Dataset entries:
····················
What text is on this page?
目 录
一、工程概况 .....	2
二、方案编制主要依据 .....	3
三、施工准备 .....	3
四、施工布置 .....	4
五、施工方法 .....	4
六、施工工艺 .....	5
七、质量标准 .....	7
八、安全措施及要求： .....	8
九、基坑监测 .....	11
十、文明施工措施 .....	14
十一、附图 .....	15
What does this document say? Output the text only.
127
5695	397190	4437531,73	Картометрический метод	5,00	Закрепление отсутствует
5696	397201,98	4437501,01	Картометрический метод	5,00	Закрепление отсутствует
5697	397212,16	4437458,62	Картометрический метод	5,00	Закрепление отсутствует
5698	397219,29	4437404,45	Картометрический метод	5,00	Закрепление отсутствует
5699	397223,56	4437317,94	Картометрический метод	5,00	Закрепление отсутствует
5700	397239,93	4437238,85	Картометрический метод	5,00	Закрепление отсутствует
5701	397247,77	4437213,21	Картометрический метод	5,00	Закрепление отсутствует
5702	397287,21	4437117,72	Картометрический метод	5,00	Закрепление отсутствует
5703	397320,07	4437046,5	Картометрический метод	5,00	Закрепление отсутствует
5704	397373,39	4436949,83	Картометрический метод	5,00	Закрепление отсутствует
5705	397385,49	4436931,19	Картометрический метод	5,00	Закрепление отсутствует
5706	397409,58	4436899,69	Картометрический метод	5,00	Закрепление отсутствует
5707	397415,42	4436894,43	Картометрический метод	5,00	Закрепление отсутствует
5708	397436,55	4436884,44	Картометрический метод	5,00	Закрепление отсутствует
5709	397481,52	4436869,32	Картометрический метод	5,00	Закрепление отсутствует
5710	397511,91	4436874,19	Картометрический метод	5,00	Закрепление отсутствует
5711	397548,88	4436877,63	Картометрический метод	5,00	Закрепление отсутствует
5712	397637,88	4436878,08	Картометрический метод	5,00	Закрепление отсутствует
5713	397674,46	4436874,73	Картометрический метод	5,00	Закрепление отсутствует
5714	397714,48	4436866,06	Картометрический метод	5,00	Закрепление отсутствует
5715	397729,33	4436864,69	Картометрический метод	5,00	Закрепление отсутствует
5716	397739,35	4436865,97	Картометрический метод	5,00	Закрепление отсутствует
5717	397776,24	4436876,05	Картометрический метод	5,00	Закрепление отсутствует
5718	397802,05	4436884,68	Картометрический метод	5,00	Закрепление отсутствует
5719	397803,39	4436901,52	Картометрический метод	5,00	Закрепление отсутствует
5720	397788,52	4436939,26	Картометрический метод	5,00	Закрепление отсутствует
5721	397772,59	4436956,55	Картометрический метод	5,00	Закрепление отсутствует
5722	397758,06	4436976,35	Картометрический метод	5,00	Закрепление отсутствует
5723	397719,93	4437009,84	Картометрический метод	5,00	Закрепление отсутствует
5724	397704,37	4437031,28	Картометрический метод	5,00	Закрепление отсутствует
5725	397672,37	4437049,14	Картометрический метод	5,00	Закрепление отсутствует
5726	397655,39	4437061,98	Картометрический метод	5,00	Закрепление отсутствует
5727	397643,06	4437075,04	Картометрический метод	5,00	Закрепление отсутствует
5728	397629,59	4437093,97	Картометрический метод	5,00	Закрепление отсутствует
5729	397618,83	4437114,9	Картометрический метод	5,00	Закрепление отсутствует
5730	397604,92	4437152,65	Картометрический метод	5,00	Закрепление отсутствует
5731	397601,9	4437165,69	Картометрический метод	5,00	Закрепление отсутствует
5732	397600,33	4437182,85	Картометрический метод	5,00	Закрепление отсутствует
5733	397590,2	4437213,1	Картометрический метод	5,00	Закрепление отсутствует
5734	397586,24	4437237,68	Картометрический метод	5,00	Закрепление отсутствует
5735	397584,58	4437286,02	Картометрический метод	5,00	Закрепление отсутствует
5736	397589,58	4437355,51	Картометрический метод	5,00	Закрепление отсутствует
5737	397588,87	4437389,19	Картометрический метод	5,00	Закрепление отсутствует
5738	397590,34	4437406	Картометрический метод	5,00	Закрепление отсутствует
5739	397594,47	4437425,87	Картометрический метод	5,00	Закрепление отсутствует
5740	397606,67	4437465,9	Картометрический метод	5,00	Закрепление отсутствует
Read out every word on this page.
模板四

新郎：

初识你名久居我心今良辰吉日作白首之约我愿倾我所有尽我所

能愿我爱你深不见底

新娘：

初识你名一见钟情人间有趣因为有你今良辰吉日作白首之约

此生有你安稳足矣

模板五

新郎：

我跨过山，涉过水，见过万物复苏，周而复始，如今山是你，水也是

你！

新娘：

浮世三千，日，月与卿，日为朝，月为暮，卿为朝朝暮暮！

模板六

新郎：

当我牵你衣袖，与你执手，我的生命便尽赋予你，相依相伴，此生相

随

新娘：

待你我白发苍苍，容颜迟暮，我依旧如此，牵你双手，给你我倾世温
····················
WRITTEN INSTRUCTION:
In the entries above, how many lines hold the word "What"? State the number and nothing else.

THE SOLUTION:
2